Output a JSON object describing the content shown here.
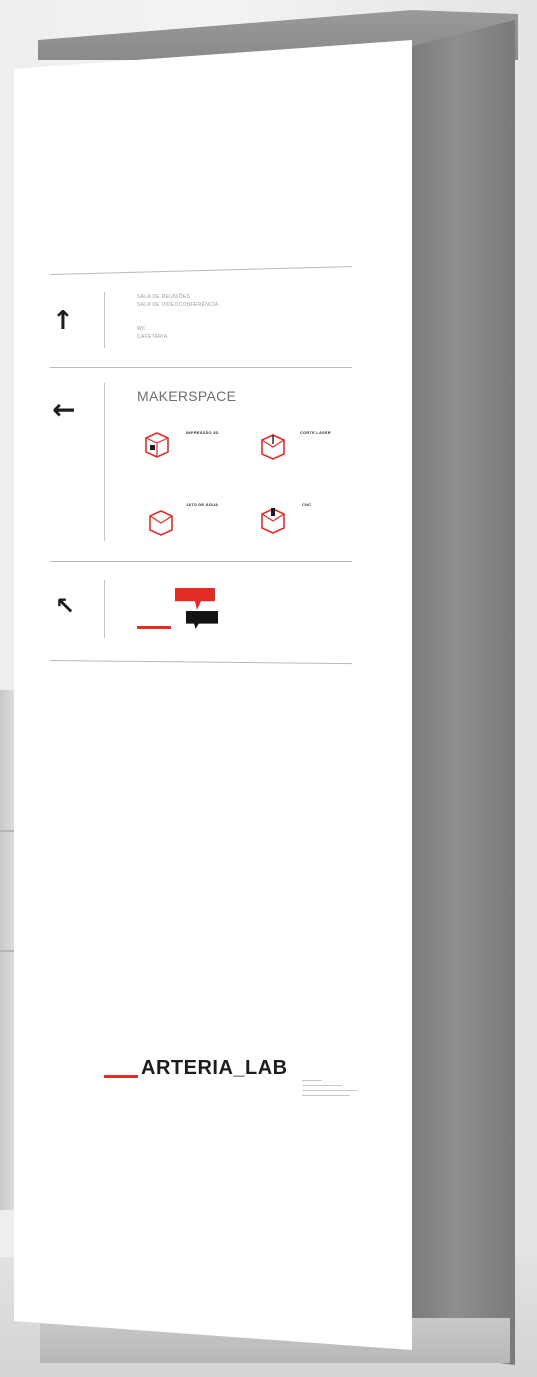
{
  "sign": {
    "section_1": {
      "arrow": "↑",
      "lines": [
        "SALA DE REUNIÕES",
        "SALA DE VIDEOCONFERÊNCIA",
        "WC",
        "CAFETARIA"
      ]
    },
    "section_2": {
      "arrow": "←",
      "heading": "MAKERSPACE",
      "items": [
        {
          "label": "IMPRESSÃO 3D",
          "icon": "cube-3d-icon"
        },
        {
          "label": "CORTE LASER",
          "icon": "cube-laser-icon"
        },
        {
          "label": "JATO DE ÁGUA",
          "icon": "cube-water-icon"
        },
        {
          "label": "CNC",
          "icon": "cube-cnc-icon"
        }
      ]
    },
    "section_3": {
      "arrow": "↖"
    },
    "brand": {
      "name": "ARTERIA_LAB"
    }
  },
  "colors": {
    "accent_red": "#e42c27",
    "ink": "#1d1d1d",
    "panel": "#ffffff",
    "totem_side": "#8a8a8a"
  }
}
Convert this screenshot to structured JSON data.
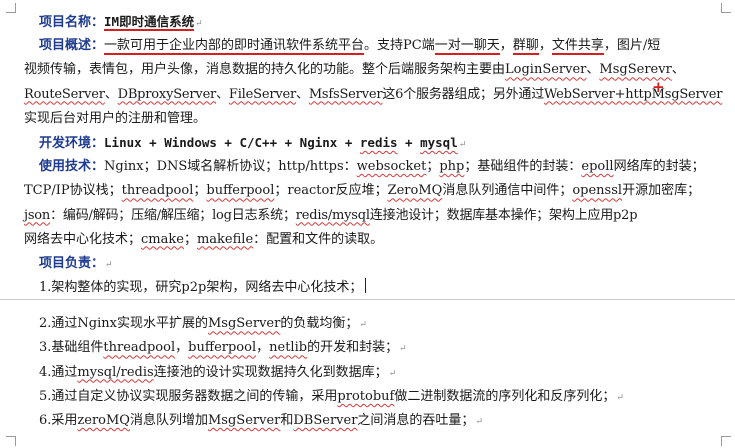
{
  "title_label": "项目名称：",
  "title_value": "IM即时通信系统",
  "overview_label": "项目概述：",
  "overview_hl1": "一款可用于企业内部的即时通讯软件系统平台",
  "overview_sep1": "。支持",
  "overview_pc": "PC",
  "overview_mid": "端",
  "overview_hl2": "一对一聊天",
  "overview_comma1": "，",
  "overview_hl3": "群聊",
  "overview_comma2": "，",
  "overview_hl4": "文件共享",
  "overview_rest1": "，图片/短",
  "overview_line2": "视频传输，表情包，用户头像，消息数据的持久化的功能。整个后端服务架构主要由",
  "srv_login": "LoginServer",
  "sep_dun": "、",
  "srv_msg": "MsgSerevr",
  "srv_route": "RouteServer",
  "srv_dbproxy": "DBproxyServer",
  "srv_file": "FileServer",
  "srv_msfs": "MsfsServer",
  "overview_line3_tail": "这6个服务器组成；另外通过",
  "srv_web": "WebServer+httpMsgServer",
  "overview_line4": "实现后台对用户的注册和管理。",
  "env_label": "开发环境：",
  "env_value_a": "Linux + Windows + C/C++ + Nginx + ",
  "env_redis": "redis",
  "env_plus": " + ",
  "env_mysql": "mysql",
  "tech_label": "使用技术：",
  "tech_l1_a": "Nginx；DNS域名解析协议；http/https：",
  "tech_websocket": "websocket",
  "tech_l1_b": "；",
  "tech_php": "php",
  "tech_l1_c": "；基础组件的封装：",
  "tech_epoll": "epoll",
  "tech_l1_d": "网络库的封装；",
  "tech_l2_a": "TCP/IP协议栈；",
  "tech_threadpool": "threadpool",
  "tech_l2_b": "；",
  "tech_bufferpool": "bufferpool",
  "tech_l2_c": "；reactor反应堆；",
  "tech_zeromq": "ZeroMQ",
  "tech_l2_d": "消息队列通信中间件；",
  "tech_openssl": "openssl",
  "tech_l2_e": "开源加密库；",
  "tech_json": "json",
  "tech_l3_a": "：编码/解码；压缩/解压缩；log日志系统；",
  "tech_redismysql": "redis/mysql",
  "tech_l3_b": "连接池设计；数据库基本操作；架构上应用p2p",
  "tech_l4_a": "网络去中心化技术；",
  "tech_cmake": "cmake",
  "tech_l4_b": "；",
  "tech_makefile": "makefile",
  "tech_l4_c": "：配置和文件的读取。",
  "duty_label": "项目负责：",
  "duty_1": "1.架构整体的实现，研究p2p架构，网络去中心化技术；",
  "duty_2a": "2.通过Nginx实现水平扩展的",
  "duty_2_msg": "MsgServer",
  "duty_2b": "的负载均衡；",
  "duty_3a": "3.基础组件",
  "duty_3_tp": "threadpool",
  "duty_3_sep": "，",
  "duty_3_bp": "bufferpool",
  "duty_3_net": "netlib",
  "duty_3b": "的开发和封装；",
  "duty_4a": "4.通过",
  "duty_4_mr": "mysql/redis",
  "duty_4b": "连接池的设计实现数据持久化到数据库；",
  "duty_5a": "5.通过自定义协议实现服务器数据之间的传输，采用",
  "duty_5_pb": "protobuf",
  "duty_5b": "做二进制数据流的序列化和反序列化；",
  "duty_6a": "6.采用",
  "duty_6_zmq": "zeroMQ",
  "duty_6b": "消息队列增加",
  "duty_6_msg": "MsgServer",
  "duty_6c": "和",
  "duty_6_db": "DBServer",
  "duty_6d": "之间消息的吞吐量；",
  "para_mark": "↵",
  "plus_mark": "+",
  "accent_color": "#1f3b8f",
  "annotation_color": "#d42020"
}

- [What the exercise asks]:
Would you set down the listing exactly, omitting pictures?

- [Answer to this task]:
Output a JSON object describing the content shown here.
{
  "sign": {
    "section_1": {
      "arrow": "↑",
      "lines": [
        "SALA DE REUNIÕES",
        "SALA DE VIDEOCONFERÊNCIA",
        "WC",
        "CAFETARIA"
      ]
    },
    "section_2": {
      "arrow": "←",
      "heading": "MAKERSPACE",
      "items": [
        {
          "label": "IMPRESSÃO 3D",
          "icon": "cube-3d-icon"
        },
        {
          "label": "CORTE LASER",
          "icon": "cube-laser-icon"
        },
        {
          "label": "JATO DE ÁGUA",
          "icon": "cube-water-icon"
        },
        {
          "label": "CNC",
          "icon": "cube-cnc-icon"
        }
      ]
    },
    "section_3": {
      "arrow": "↖"
    },
    "brand": {
      "name": "ARTERIA_LAB"
    }
  },
  "colors": {
    "accent_red": "#e42c27",
    "ink": "#1d1d1d",
    "panel": "#ffffff",
    "totem_side": "#8a8a8a"
  }
}
Convert this screenshot to structured JSON data.
{
  "title_label": "项目名称：",
  "title_value": "IM即时通信系统",
  "overview_label": "项目概述：",
  "overview_hl1": "一款可用于企业内部的即时通讯软件系统平台",
  "overview_sep1": "。支持",
  "overview_pc": "PC",
  "overview_mid": "端",
  "overview_hl2": "一对一聊天",
  "overview_comma1": "，",
  "overview_hl3": "群聊",
  "overview_comma2": "，",
  "overview_hl4": "文件共享",
  "overview_rest1": "，图片/短",
  "overview_line2": "视频传输，表情包，用户头像，消息数据的持久化的功能。整个后端服务架构主要由",
  "srv_login": "LoginServer",
  "sep_dun": "、",
  "srv_msg": "MsgSerevr",
  "srv_route": "RouteServer",
  "srv_dbproxy": "DBproxyServer",
  "srv_file": "FileServer",
  "srv_msfs": "MsfsServer",
  "overview_line3_tail": "这6个服务器组成；另外通过",
  "srv_web": "WebServer+httpMsgServer",
  "overview_line4": "实现后台对用户的注册和管理。",
  "env_label": "开发环境：",
  "env_value_a": "Linux + Windows + C/C++ + Nginx + ",
  "env_redis": "redis",
  "env_plus": " + ",
  "env_mysql": "mysql",
  "tech_label": "使用技术：",
  "tech_l1_a": "Nginx；DNS域名解析协议；http/https：",
  "tech_websocket": "websocket",
  "tech_l1_b": "；",
  "tech_php": "php",
  "tech_l1_c": "；基础组件的封装：",
  "tech_epoll": "epoll",
  "tech_l1_d": "网络库的封装；",
  "tech_l2_a": "TCP/IP协议栈；",
  "tech_threadpool": "threadpool",
  "tech_l2_b": "；",
  "tech_bufferpool": "bufferpool",
  "tech_l2_c": "；reactor反应堆；",
  "tech_zeromq": "ZeroMQ",
  "tech_l2_d": "消息队列通信中间件；",
  "tech_openssl": "openssl",
  "tech_l2_e": "开源加密库；",
  "tech_json": "json",
  "tech_l3_a": "：编码/解码；压缩/解压缩；log日志系统；",
  "tech_redismysql": "redis/mysql",
  "tech_l3_b": "连接池设计；数据库基本操作；架构上应用p2p",
  "tech_l4_a": "网络去中心化技术；",
  "tech_cmake": "cmake",
  "tech_l4_b": "；",
  "tech_makefile": "makefile",
  "tech_l4_c": "：配置和文件的读取。",
  "duty_label": "项目负责：",
  "duty_1": "1.架构整体的实现，研究p2p架构，网络去中心化技术；",
  "duty_2a": "2.通过Nginx实现水平扩展的",
  "duty_2_msg": "MsgServer",
  "duty_2b": "的负载均衡；",
  "duty_3a": "3.基础组件",
  "duty_3_tp": "threadpool",
  "duty_3_sep": "，",
  "duty_3_bp": "bufferpool",
  "duty_3_net": "netlib",
  "duty_3b": "的开发和封装；",
  "duty_4a": "4.通过",
  "duty_4_mr": "mysql/redis",
  "duty_4b": "连接池的设计实现数据持久化到数据库；",
  "duty_5a": "5.通过自定义协议实现服务器数据之间的传输，采用",
  "duty_5_pb": "protobuf",
  "duty_5b": "做二进制数据流的序列化和反序列化；",
  "duty_6a": "6.采用",
  "duty_6_zmq": "zeroMQ",
  "duty_6b": "消息队列增加",
  "duty_6_msg": "MsgServer",
  "duty_6c": "和",
  "duty_6_db": "DBServer",
  "duty_6d": "之间消息的吞吐量；",
  "para_mark": "↵",
  "plus_mark": "+",
  "accent_color": "#1f3b8f",
  "annotation_color": "#d42020"
}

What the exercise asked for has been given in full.